##### Record list #####

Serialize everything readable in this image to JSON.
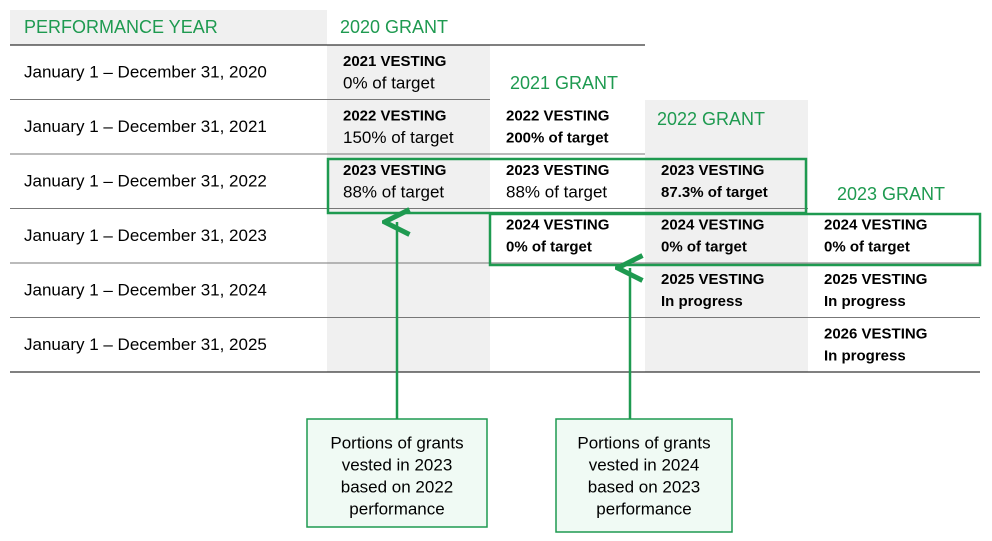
{
  "header": {
    "performance_year": "PERFORMANCE YEAR",
    "grants": [
      "2020 GRANT",
      "2021 GRANT",
      "2022 GRANT",
      "2023 GRANT"
    ]
  },
  "rows": [
    {
      "label": "January 1 – December 31, 2020",
      "cells": [
        {
          "col": 0,
          "title": "2021 VESTING",
          "detail": "0% of target",
          "detail_bold": false
        }
      ]
    },
    {
      "label": "January 1 – December 31, 2021",
      "cells": [
        {
          "col": 0,
          "title": "2022 VESTING",
          "detail": "150% of target",
          "detail_bold": false
        },
        {
          "col": 1,
          "title": "2022 VESTING",
          "detail": "200% of target",
          "detail_bold": true
        }
      ]
    },
    {
      "label": "January 1 – December 31, 2022",
      "cells": [
        {
          "col": 0,
          "title": "2023 VESTING",
          "detail": "88% of target",
          "detail_bold": false
        },
        {
          "col": 1,
          "title": "2023 VESTING",
          "detail": "88% of target",
          "detail_bold": false
        },
        {
          "col": 2,
          "title": "2023 VESTING",
          "detail": "87.3% of target",
          "detail_bold": true
        }
      ]
    },
    {
      "label": "January 1 – December 31, 2023",
      "cells": [
        {
          "col": 1,
          "title": "2024 VESTING",
          "detail": "0% of target",
          "detail_bold": true
        },
        {
          "col": 2,
          "title": "2024 VESTING",
          "detail": "0% of target",
          "detail_bold": true
        },
        {
          "col": 3,
          "title": "2024 VESTING",
          "detail": "0% of target",
          "detail_bold": true
        }
      ]
    },
    {
      "label": "January 1 – December 31, 2024",
      "cells": [
        {
          "col": 2,
          "title": "2025 VESTING",
          "detail": "In progress",
          "detail_bold": true
        },
        {
          "col": 3,
          "title": "2025 VESTING",
          "detail": "In progress",
          "detail_bold": true
        }
      ]
    },
    {
      "label": "January 1 – December 31, 2025",
      "cells": [
        {
          "col": 3,
          "title": "2026 VESTING",
          "detail": "In progress",
          "detail_bold": true
        }
      ]
    }
  ],
  "callouts": [
    {
      "lines": [
        "Portions of grants",
        "vested in 2023",
        "based on 2022",
        "performance"
      ]
    },
    {
      "lines": [
        "Portions of grants",
        "vested in 2024",
        "based on 2023",
        "performance"
      ]
    }
  ]
}
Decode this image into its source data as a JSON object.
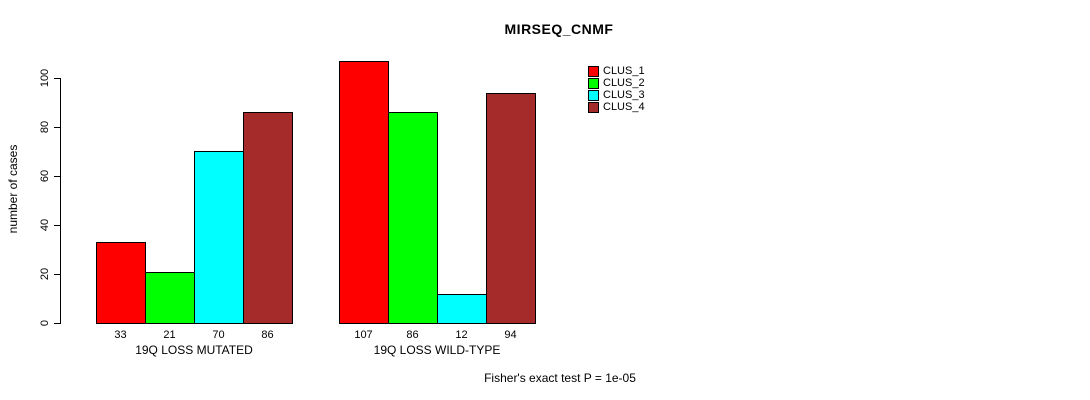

#####

# [Work to complete]
Leave out the pictures and transcribe the entries above exactly.

# [Final result]
Serialize everything readable in this image to JSON.
{
  "header": {
    "performance_year": "PERFORMANCE YEAR",
    "grants": [
      "2020 GRANT",
      "2021 GRANT",
      "2022 GRANT",
      "2023 GRANT"
    ]
  },
  "rows": [
    {
      "label": "January 1 – December 31, 2020",
      "cells": [
        {
          "col": 0,
          "title": "2021 VESTING",
          "detail": "0% of target",
          "detail_bold": false
        }
      ]
    },
    {
      "label": "January 1 – December 31, 2021",
      "cells": [
        {
          "col": 0,
          "title": "2022 VESTING",
          "detail": "150% of target",
          "detail_bold": false
        },
        {
          "col": 1,
          "title": "2022 VESTING",
          "detail": "200% of target",
          "detail_bold": true
        }
      ]
    },
    {
      "label": "January 1 – December 31, 2022",
      "cells": [
        {
          "col": 0,
          "title": "2023 VESTING",
          "detail": "88% of target",
          "detail_bold": false
        },
        {
          "col": 1,
          "title": "2023 VESTING",
          "detail": "88% of target",
          "detail_bold": false
        },
        {
          "col": 2,
          "title": "2023 VESTING",
          "detail": "87.3% of target",
          "detail_bold": true
        }
      ]
    },
    {
      "label": "January 1 – December 31, 2023",
      "cells": [
        {
          "col": 1,
          "title": "2024 VESTING",
          "detail": "0% of target",
          "detail_bold": true
        },
        {
          "col": 2,
          "title": "2024 VESTING",
          "detail": "0% of target",
          "detail_bold": true
        },
        {
          "col": 3,
          "title": "2024 VESTING",
          "detail": "0% of target",
          "detail_bold": true
        }
      ]
    },
    {
      "label": "January 1 – December 31, 2024",
      "cells": [
        {
          "col": 2,
          "title": "2025 VESTING",
          "detail": "In progress",
          "detail_bold": true
        },
        {
          "col": 3,
          "title": "2025 VESTING",
          "detail": "In progress",
          "detail_bold": true
        }
      ]
    },
    {
      "label": "January 1 – December 31, 2025",
      "cells": [
        {
          "col": 3,
          "title": "2026 VESTING",
          "detail": "In progress",
          "detail_bold": true
        }
      ]
    }
  ],
  "callouts": [
    {
      "lines": [
        "Portions of grants",
        "vested in 2023",
        "based on 2022",
        "performance"
      ]
    },
    {
      "lines": [
        "Portions of grants",
        "vested in 2024",
        "based on 2023",
        "performance"
      ]
    }
  ]
}
Decode this image into its source data as a JSON object.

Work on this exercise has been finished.